* **WHAT TO PRODUCE**:
Pick out every line that holds the string "Locked" and copy it.

* **EXERCISE MATERIALS**:

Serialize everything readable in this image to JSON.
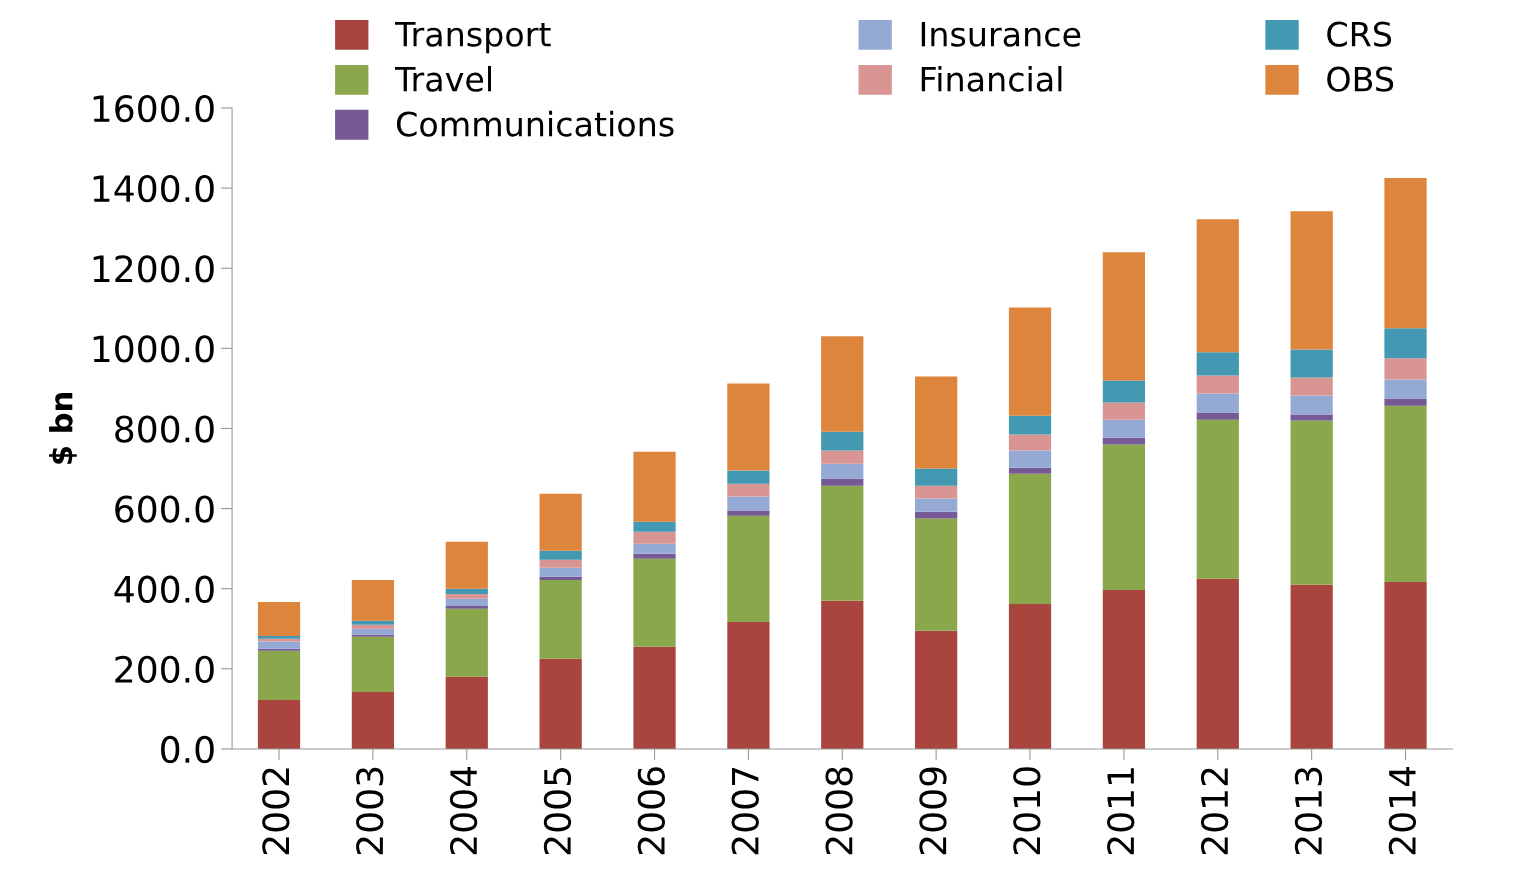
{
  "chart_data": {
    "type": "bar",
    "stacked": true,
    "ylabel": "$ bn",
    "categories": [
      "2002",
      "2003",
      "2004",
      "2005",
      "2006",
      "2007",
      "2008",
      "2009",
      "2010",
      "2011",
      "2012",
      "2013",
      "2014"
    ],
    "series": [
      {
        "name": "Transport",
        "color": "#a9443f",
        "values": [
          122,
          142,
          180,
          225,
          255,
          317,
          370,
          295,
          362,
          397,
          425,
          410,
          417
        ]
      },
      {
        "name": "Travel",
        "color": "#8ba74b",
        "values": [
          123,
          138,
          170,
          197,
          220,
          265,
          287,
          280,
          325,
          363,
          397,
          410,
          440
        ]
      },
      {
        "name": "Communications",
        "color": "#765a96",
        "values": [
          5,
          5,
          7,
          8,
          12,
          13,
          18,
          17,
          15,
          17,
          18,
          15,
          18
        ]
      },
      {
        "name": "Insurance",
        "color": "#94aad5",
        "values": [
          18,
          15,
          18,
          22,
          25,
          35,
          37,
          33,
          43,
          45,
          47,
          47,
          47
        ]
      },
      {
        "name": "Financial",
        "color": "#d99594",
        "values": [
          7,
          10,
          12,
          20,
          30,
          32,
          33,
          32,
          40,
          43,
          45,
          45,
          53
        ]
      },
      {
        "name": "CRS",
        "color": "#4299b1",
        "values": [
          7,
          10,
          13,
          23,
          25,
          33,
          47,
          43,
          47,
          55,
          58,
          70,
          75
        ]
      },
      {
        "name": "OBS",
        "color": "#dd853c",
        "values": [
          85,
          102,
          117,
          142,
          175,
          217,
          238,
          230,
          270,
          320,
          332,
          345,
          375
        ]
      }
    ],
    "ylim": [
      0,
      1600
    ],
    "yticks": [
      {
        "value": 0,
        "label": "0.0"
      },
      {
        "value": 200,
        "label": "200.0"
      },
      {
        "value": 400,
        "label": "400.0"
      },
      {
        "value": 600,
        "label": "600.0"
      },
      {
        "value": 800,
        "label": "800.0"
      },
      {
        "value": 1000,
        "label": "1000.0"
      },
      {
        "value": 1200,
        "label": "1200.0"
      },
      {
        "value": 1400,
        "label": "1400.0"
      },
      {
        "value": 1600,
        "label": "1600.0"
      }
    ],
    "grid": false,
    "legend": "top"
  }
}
--
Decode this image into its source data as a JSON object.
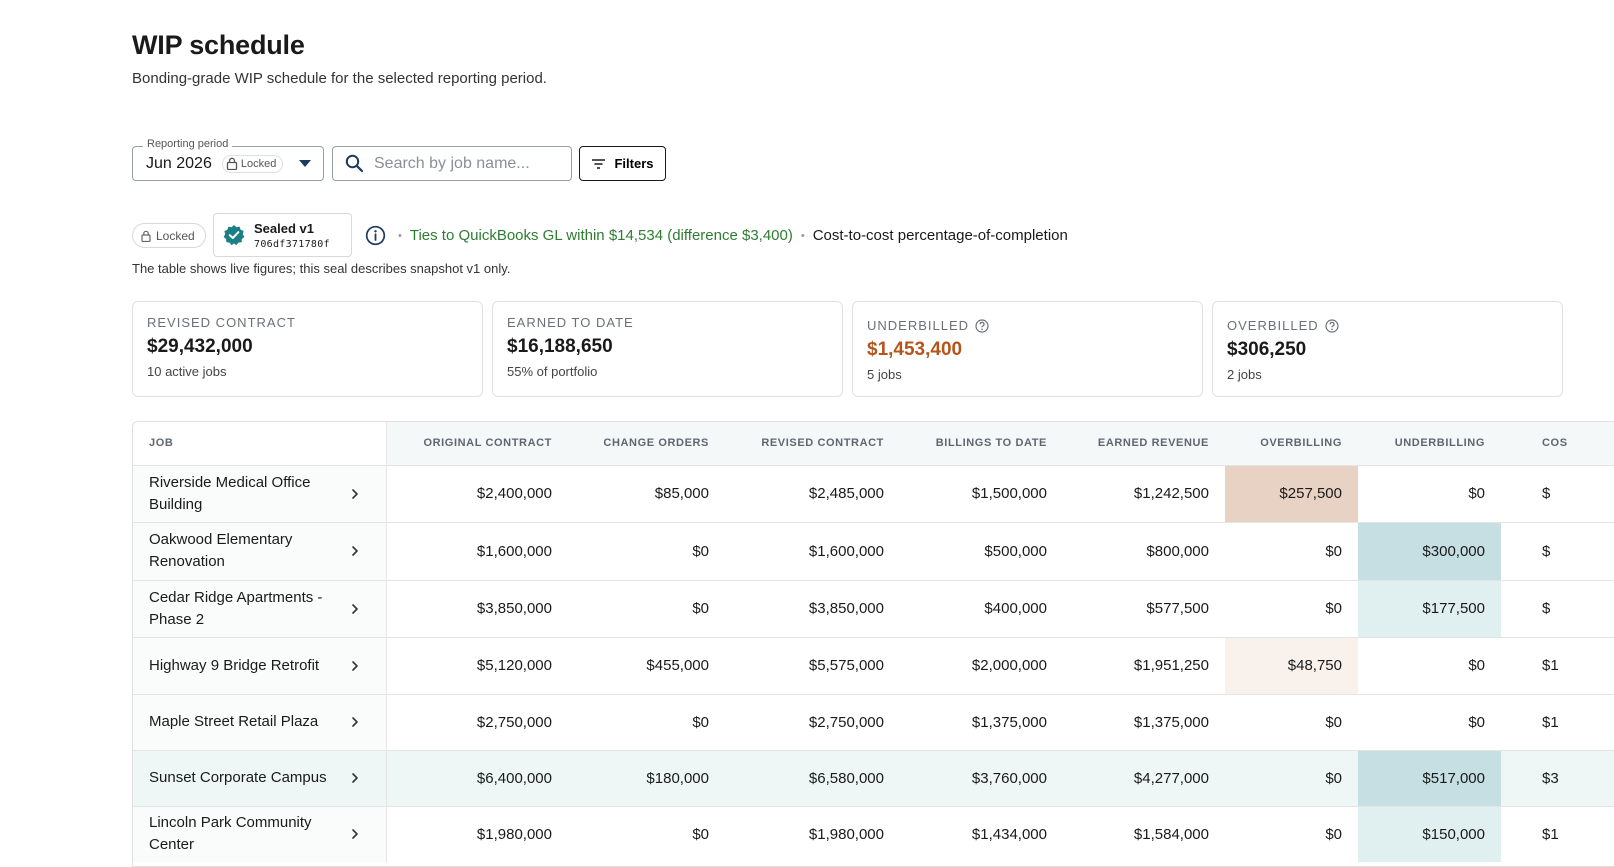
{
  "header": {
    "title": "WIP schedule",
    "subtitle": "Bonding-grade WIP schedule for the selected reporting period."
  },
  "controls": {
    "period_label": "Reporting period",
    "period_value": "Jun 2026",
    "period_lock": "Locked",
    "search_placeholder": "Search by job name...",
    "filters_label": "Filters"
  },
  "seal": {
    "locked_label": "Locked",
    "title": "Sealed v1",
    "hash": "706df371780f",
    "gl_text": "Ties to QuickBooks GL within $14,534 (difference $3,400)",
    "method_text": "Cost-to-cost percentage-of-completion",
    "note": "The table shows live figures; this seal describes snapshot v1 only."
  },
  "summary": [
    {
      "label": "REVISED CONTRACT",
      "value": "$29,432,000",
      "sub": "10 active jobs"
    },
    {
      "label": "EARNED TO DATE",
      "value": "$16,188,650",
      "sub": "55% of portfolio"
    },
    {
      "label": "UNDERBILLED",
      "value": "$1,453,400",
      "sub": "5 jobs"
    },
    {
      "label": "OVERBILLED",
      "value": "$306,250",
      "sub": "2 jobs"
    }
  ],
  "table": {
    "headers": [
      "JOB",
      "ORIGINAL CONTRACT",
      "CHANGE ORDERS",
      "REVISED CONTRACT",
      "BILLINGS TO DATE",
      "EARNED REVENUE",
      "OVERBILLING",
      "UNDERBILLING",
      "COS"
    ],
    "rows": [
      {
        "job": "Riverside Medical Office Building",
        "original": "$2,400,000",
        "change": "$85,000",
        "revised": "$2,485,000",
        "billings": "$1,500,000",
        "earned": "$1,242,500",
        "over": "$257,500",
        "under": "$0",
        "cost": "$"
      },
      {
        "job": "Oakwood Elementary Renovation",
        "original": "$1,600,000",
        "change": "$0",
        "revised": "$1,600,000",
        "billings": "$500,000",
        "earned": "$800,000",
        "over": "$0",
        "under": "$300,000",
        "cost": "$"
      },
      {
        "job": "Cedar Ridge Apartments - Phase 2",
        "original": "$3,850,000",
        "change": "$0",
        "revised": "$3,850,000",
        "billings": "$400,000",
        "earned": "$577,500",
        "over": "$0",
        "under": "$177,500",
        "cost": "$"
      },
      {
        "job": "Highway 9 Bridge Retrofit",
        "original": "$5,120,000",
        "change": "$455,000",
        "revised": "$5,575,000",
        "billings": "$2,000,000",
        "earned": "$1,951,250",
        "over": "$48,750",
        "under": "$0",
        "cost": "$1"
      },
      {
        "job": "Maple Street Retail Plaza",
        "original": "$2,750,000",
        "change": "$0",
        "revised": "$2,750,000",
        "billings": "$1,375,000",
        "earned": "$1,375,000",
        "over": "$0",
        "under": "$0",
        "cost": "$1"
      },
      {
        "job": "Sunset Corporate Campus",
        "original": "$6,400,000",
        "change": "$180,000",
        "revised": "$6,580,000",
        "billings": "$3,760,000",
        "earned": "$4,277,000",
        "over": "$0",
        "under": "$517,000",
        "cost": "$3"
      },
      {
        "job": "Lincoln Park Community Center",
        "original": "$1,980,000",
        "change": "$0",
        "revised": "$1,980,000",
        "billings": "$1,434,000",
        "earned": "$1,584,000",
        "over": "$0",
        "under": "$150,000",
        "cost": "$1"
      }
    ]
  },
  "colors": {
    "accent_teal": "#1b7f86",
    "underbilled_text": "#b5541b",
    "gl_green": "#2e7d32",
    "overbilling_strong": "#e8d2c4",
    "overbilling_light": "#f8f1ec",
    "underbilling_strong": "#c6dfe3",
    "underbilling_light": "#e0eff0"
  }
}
...
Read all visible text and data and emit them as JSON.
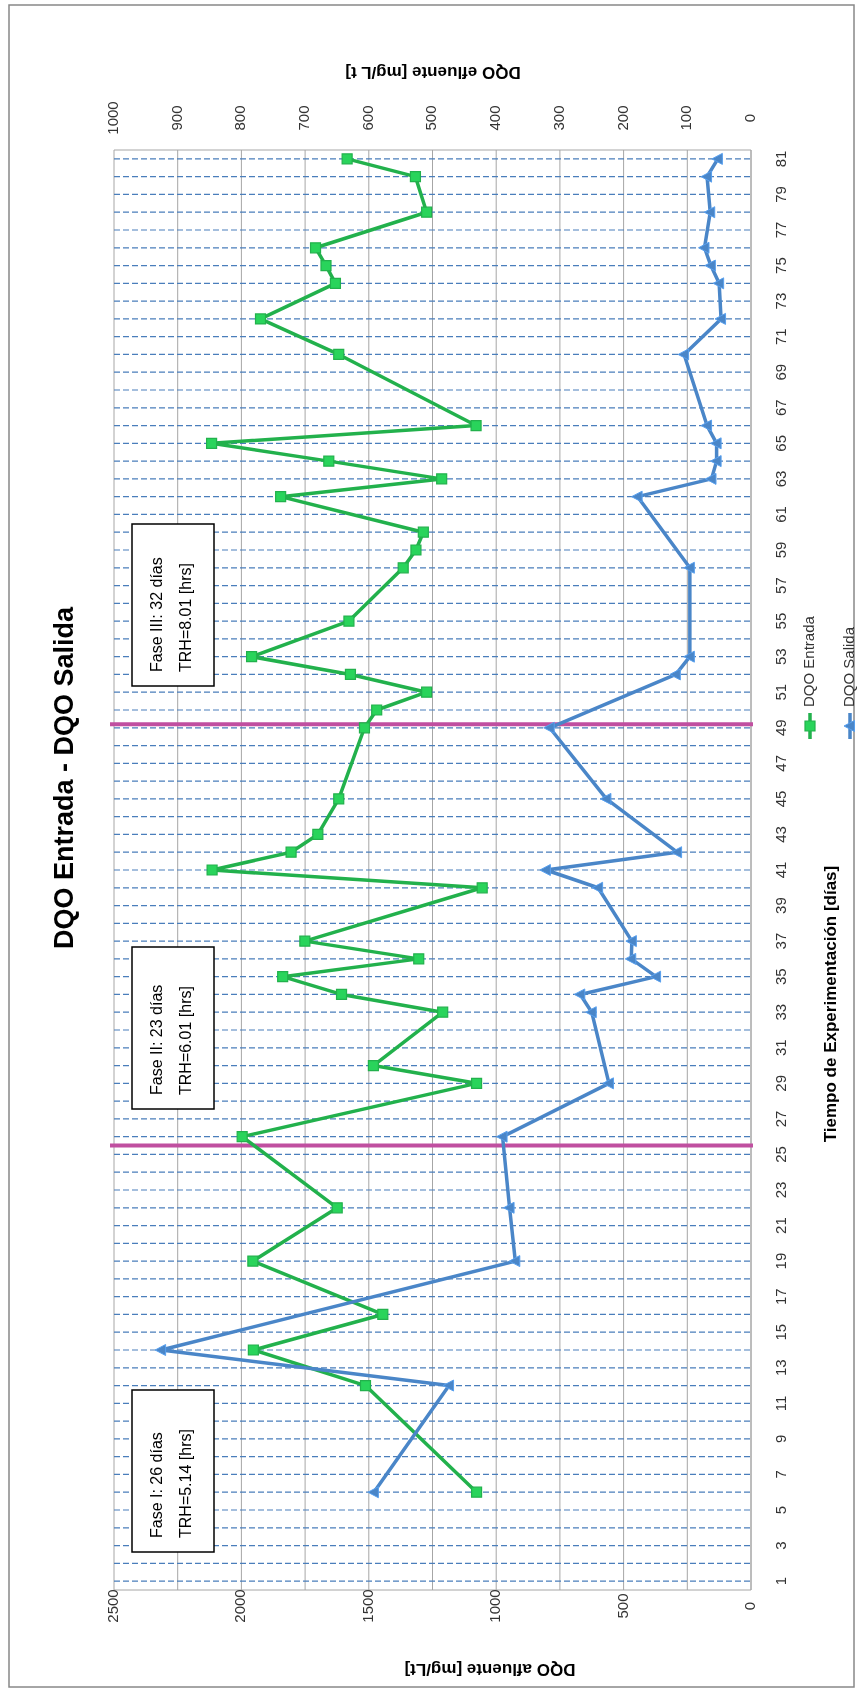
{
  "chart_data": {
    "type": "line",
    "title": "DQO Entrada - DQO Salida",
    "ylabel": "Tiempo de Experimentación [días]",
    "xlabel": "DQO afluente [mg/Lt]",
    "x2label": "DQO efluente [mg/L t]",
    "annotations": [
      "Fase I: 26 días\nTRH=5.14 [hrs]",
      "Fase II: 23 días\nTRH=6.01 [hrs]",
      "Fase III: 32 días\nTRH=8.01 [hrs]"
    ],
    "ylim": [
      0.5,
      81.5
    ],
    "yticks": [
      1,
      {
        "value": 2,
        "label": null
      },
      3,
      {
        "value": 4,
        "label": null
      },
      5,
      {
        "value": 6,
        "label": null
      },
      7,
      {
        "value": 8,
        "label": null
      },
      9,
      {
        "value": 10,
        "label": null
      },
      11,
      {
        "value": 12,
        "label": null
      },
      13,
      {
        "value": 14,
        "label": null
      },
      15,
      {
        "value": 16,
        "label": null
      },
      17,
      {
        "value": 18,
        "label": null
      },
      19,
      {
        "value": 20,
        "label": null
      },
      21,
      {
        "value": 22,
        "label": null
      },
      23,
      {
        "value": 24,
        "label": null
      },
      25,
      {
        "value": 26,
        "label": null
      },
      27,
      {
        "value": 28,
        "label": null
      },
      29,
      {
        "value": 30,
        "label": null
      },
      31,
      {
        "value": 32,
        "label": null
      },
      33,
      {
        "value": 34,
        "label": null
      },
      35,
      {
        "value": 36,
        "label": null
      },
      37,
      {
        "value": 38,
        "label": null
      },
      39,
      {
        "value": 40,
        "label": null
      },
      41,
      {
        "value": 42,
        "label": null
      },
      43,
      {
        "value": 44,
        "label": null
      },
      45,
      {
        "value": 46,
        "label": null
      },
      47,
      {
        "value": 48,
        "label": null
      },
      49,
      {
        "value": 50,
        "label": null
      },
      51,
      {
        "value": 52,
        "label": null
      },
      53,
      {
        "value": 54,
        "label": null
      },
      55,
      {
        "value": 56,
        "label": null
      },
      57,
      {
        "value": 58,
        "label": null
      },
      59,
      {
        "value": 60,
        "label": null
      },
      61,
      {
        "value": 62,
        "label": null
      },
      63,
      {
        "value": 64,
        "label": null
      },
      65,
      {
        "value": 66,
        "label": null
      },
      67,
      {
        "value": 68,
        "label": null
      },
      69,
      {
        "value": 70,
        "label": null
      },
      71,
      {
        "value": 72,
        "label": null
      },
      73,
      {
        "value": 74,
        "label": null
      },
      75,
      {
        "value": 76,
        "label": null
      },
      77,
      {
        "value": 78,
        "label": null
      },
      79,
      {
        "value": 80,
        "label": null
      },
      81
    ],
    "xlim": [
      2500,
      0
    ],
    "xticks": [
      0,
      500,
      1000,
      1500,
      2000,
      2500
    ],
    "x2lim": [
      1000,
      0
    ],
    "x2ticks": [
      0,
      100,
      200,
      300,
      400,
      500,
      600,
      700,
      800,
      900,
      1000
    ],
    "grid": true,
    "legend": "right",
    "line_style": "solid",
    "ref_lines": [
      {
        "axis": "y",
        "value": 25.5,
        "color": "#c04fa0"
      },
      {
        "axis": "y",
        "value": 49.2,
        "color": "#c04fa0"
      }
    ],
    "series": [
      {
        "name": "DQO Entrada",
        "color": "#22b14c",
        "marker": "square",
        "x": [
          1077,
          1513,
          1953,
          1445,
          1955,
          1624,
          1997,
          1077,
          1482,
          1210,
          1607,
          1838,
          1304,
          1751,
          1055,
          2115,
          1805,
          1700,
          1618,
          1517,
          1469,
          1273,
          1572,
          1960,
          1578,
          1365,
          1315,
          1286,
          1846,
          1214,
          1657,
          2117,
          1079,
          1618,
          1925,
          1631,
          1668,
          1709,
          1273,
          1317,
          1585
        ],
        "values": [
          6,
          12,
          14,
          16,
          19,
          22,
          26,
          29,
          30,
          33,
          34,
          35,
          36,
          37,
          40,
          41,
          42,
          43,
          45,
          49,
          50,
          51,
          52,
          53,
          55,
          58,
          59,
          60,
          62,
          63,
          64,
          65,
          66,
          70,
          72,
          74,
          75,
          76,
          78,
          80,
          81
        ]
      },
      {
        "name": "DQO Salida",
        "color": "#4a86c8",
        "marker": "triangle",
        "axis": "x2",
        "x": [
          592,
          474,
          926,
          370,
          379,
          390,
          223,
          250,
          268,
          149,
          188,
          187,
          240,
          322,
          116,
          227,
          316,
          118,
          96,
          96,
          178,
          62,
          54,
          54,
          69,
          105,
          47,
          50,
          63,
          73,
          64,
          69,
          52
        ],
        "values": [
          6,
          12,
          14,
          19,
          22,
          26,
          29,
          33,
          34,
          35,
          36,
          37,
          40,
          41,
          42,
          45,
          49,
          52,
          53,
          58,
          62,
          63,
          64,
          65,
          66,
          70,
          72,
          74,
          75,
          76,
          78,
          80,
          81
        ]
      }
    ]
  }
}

* **SOLUTION TO THIS TASK**:
    "period_lock": "Locked",
    "locked_label": "Locked",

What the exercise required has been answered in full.